* **SOURCE**:

━━━━

La nouvelle téléréalité de Netflix, présentée par le couple Teddy Riner-Luthna Plocus, nous permet d’observer avec fascination tout ce qui ne va pas chez les hétéros.

Depuis plusieurs jours, les réseaux sociaux ne parlent plus que de ça : Love is Blind France, la nouvelle téléréalité tirée d’un concept américain déjà très populaire outre-Atlantique, est arrivée sur Netflix le 10 septembre et elle fait un carton.

Le concept s’organise en trois temps. Un premier, où 15 hommes et 15 femmes célibataires, désireux·ses de se marier, se rencontrent à l’aveugle dans des “capsules” séparées, où ils pourront échanger et apprendre à se connaître pendant plusieurs jours. Un deuxième, où les couples se choisissent et se rencontrent enfin après une prétendue connexion. L’homme passe la bague au doigt de la femme, et ils s’envolent à l’étranger pour une lune de miel. Et un dernier, où ils apprennent à vivre ensemble à Paris, dans la “vie réelle”, avant de se dire “oui” officiellement. Le but : prouver que l’amour est bel et bien aveugle, et n’est pas qu’affaire de plastique. Les 30 candidat·es ont à peu de choses près, toutes et tous des physiques qui correspondent au normes de beauté actuelles. On remarque d’ailleurs qu’à des années-lumière de la télévision conventionnelle, Netflix a fait un gros travail de diversité et d’inclusion dans son choix de casting.

Mais l’entreprise de Love is Blind France est insidieuse. D’abord parce que l’émission se distingue nettement de celles qui ont fait le bonheur de W9 ou NRJ12 des années durant : fini les petits jeunes qui s’embarquent dans ces aventures pour vivre de placements de produits, ici le casting ne compte que des personnes entre 30 et 40 ans, socialement construits (de ce qu’on nous dit). Ce changement se reflète dans les discussions qu’entretiennent les candidat·es. On y parle notamment de black love, de sexualité, de religions, de traumatismes, ou encore de maternité, le tout avec un sérieux et une facilité inhabituelle à ces formats. De quoi endormir le public un temps, jusqu’à ce que l’émission ne révèle l’envers du décor : derrière la jolie façade de maturité et les touchantes confessions des participant·es, c’est tous les dysfonctionnements des relations hommes-femmes qui jaillissent à l’écran.

━━━━

* **MATÉRIEL FOURNI**:
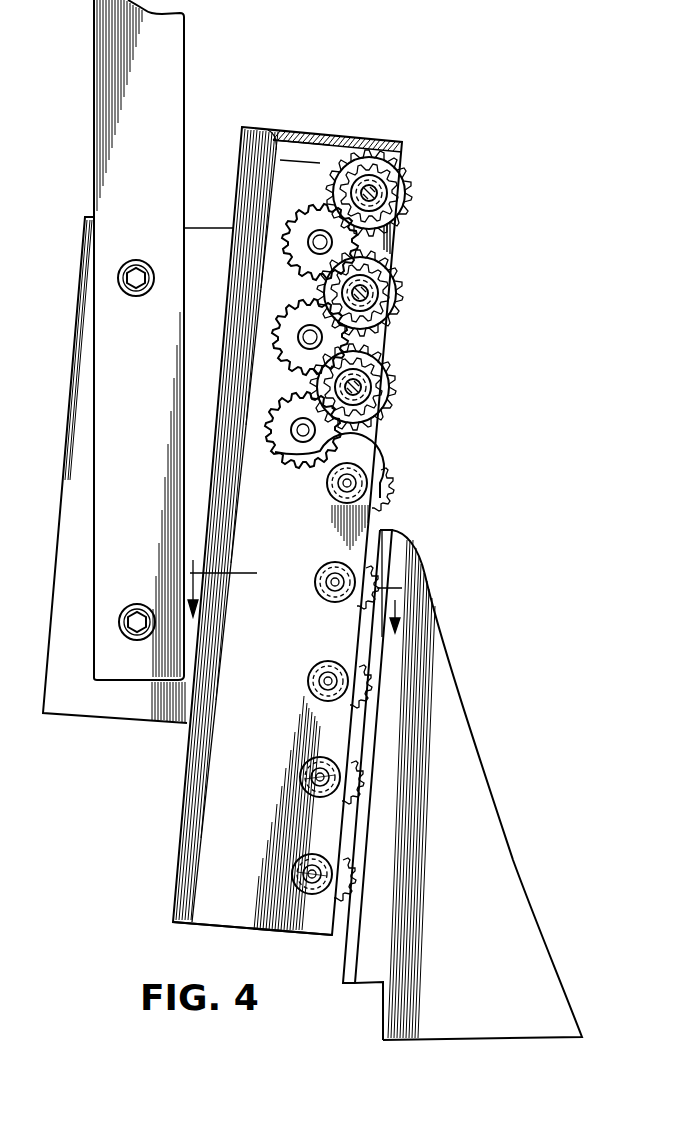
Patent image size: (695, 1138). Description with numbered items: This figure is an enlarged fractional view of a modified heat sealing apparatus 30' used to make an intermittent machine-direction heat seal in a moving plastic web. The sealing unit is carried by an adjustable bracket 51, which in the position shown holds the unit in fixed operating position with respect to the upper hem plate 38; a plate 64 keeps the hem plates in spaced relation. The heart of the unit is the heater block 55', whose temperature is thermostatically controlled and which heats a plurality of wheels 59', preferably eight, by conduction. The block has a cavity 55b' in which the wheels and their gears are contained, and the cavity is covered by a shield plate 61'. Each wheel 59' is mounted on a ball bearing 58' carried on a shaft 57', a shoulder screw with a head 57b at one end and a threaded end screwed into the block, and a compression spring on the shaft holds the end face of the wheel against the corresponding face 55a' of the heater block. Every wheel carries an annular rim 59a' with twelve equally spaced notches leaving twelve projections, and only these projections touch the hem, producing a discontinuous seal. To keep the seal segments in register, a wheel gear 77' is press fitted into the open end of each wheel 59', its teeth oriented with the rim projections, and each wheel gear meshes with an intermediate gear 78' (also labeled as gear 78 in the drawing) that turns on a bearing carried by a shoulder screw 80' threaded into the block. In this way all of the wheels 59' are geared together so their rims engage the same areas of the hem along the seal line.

━━━━

* **CONSIGNE**: Poursuivez l'article consacré à Love is Blind France, en partant de la phrase qui le termine.

* **RÉPONSE ATTENDUE**:
Des hamsters dans une roue

Et les réseaux sociaux ne s’y sont pas trompés. Sur X et TikTok, les internautes analysent les comportements des candidat·es, interprètent leurs gestes, mettent des mots sur leurs non-dits. C’est probablement ce qui rend le programme aussi addictif, on observe ces hommes et ces femmes comme des rats de laboratoire pour nous montrer tout ce qui ne va pas avec l’hétérosexualité dominante.

Et cela marche d’autant plus qu’on ne fait pas face à des gamin·es à peine majeur·es ou à des agriculteur·ices en peine d’amour, mais à des wannabe CSP+, ignorant·es de leur superficialité et convaincu·es d’être des girl boss en puissance ou des leaders affirmés. Enfin une téléréalité à la hauteur des écoles de commerce, du café Oz, des doudounes sans manches, et des motivational quotes rincées d’Instagram. Des profils de macronistes dans l’âme qui imposent irrémédiablement une distance et font sauter à pieds joints dans le hatewatch.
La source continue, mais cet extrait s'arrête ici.